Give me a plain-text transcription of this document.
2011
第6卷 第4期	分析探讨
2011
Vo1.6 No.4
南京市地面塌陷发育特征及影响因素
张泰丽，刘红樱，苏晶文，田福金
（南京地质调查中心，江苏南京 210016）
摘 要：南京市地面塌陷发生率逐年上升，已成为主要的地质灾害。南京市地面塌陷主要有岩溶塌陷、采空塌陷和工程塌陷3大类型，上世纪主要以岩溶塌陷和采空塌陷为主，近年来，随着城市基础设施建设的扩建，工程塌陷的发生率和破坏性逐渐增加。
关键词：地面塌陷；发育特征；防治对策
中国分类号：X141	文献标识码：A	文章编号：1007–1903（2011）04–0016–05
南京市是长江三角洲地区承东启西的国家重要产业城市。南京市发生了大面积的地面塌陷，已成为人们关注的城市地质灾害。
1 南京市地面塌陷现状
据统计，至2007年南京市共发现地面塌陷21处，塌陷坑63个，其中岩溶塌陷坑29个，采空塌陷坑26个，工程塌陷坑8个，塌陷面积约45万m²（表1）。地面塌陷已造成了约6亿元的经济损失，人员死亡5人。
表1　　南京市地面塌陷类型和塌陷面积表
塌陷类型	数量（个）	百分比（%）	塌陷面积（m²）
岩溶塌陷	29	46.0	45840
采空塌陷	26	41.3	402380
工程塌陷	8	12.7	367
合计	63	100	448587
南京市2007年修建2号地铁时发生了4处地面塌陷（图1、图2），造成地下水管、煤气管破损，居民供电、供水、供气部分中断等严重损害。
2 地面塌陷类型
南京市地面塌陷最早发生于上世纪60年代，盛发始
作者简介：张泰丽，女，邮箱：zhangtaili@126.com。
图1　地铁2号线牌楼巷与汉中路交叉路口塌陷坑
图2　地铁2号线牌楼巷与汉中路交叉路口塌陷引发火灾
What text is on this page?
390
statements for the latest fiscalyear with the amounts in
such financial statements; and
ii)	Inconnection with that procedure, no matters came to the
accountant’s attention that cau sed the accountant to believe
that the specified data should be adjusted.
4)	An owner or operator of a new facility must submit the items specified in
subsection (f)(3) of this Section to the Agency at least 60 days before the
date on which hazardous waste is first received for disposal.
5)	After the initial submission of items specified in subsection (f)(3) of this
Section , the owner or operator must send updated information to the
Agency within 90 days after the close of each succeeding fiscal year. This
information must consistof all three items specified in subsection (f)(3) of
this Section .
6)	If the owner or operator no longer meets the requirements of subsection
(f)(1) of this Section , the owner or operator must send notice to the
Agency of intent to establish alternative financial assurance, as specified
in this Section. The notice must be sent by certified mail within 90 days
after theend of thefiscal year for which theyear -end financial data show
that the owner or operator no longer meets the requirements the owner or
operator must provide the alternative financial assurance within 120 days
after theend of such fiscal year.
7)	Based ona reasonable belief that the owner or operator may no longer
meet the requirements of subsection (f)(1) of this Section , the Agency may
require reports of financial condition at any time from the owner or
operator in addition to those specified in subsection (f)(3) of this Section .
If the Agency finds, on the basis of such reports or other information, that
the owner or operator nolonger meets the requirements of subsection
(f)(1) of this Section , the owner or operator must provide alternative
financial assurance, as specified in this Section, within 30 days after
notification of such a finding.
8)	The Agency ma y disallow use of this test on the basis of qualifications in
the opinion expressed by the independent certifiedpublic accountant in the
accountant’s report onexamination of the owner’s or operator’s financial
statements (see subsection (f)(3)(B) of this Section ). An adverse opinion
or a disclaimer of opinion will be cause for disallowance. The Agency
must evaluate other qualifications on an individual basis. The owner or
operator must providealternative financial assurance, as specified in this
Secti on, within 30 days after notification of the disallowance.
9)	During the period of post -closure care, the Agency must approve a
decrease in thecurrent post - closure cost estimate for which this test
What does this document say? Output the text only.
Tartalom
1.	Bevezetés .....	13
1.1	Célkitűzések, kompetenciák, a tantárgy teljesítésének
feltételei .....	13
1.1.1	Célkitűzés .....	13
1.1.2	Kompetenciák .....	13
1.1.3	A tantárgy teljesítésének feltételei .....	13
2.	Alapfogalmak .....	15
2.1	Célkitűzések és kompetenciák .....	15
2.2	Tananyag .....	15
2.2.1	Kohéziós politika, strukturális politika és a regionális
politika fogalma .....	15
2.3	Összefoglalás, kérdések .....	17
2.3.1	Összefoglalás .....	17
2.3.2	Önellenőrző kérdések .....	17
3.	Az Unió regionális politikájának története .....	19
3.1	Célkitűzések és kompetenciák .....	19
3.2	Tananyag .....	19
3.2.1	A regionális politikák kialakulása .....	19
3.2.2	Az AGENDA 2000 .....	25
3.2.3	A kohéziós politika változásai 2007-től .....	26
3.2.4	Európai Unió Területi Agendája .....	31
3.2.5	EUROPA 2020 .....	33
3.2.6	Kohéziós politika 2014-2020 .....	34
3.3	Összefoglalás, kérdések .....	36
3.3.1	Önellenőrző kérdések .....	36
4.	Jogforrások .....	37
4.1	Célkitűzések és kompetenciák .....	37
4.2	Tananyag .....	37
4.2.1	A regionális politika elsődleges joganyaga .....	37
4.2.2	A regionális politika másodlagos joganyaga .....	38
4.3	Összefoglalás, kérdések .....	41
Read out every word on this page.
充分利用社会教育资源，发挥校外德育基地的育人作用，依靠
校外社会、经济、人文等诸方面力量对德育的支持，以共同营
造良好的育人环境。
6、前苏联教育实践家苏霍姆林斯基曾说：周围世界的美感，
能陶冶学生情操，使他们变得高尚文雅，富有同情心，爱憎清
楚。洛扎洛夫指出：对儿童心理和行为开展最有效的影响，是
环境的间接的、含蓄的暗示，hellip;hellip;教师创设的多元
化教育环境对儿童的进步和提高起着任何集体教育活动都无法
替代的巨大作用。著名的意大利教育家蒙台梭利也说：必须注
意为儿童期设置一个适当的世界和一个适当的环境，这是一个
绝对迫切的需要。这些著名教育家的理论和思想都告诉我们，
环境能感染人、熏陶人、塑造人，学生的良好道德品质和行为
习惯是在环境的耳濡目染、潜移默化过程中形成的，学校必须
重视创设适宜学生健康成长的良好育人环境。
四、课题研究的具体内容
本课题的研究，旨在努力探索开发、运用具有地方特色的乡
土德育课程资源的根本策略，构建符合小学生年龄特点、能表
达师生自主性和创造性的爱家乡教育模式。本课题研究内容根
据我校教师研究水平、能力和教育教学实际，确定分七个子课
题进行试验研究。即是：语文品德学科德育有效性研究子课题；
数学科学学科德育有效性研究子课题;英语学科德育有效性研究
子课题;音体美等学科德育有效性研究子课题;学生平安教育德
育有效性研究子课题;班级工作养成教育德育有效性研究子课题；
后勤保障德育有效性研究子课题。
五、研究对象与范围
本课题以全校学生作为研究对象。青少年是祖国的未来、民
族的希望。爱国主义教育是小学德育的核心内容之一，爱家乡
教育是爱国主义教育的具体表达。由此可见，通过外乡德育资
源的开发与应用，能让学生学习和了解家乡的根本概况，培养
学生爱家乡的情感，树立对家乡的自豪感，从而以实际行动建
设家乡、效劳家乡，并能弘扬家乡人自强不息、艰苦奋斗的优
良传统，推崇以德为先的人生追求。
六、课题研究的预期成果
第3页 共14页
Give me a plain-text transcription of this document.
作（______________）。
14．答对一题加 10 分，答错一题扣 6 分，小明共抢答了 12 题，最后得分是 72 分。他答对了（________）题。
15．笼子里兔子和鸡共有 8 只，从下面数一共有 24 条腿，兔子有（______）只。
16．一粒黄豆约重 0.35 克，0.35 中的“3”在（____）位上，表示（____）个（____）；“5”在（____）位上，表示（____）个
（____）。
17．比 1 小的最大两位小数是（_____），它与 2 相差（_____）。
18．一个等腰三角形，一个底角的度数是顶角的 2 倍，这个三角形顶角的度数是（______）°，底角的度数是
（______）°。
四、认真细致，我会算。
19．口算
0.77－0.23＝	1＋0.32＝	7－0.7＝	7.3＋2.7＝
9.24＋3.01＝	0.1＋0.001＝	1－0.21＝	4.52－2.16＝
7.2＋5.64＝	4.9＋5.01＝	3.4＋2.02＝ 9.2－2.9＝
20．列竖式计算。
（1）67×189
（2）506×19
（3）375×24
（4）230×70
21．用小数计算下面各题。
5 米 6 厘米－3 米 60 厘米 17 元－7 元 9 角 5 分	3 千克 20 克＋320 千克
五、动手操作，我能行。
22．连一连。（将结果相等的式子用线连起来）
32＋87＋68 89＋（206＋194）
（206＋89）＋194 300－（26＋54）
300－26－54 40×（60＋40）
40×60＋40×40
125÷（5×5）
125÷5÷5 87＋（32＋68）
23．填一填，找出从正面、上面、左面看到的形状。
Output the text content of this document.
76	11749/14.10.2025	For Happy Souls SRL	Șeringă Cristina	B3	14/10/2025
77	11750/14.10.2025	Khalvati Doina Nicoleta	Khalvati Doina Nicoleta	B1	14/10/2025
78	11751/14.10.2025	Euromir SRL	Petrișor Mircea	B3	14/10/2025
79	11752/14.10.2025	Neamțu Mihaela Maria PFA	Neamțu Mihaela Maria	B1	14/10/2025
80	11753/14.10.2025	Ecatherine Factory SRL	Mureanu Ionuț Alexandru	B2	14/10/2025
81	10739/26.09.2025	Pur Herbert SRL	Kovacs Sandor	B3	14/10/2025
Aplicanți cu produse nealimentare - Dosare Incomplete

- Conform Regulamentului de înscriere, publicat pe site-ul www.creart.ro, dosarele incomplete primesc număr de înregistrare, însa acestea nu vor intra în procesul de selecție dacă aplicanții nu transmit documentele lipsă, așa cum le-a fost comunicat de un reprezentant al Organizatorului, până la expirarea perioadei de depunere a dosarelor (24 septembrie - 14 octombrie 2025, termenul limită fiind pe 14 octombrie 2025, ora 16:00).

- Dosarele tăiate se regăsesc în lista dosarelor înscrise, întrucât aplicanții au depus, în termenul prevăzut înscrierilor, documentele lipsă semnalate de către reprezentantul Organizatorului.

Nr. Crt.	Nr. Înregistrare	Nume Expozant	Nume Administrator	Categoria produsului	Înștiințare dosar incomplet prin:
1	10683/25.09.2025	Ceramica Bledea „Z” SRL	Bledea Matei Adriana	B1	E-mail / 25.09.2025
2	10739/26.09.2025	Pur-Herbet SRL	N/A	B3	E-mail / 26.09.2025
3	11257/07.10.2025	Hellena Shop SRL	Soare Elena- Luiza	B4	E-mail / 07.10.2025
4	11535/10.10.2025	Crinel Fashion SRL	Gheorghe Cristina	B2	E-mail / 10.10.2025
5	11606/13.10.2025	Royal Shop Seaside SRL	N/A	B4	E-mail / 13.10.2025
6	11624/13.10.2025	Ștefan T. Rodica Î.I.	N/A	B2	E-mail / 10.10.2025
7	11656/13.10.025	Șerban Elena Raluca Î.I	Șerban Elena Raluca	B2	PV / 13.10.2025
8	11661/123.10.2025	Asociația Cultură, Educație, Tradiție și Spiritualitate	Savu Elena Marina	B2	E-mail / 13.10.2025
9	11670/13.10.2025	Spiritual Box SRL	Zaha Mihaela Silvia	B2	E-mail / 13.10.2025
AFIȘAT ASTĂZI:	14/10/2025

______________________________

§ **Your instructions**
Of the lines above, copy each that contains "termenul".

§ **Solution for this problem**
- Conform Regulamentului de înscriere, publicat pe site-ul www.creart.ro, dosarele incomplete primesc număr de înregistrare, însa acestea nu vor intra în procesul de selecție dacă aplicanții nu transmit documentele lipsă, așa cum le-a fost comunicat de un reprezentant al Organizatorului, până la expirarea perioadei de depunere a dosarelor (24 septembrie - 14 octombrie 2025, termenul limită fiind pe 14 octombrie 2025, ora 16:00).
- Dosarele tăiate se regăsesc în lista dosarelor înscrise, întrucât aplicanții au depus, în termenul prevăzut înscrierilor, documentele lipsă semnalate de către reprezentantul Organizatorului.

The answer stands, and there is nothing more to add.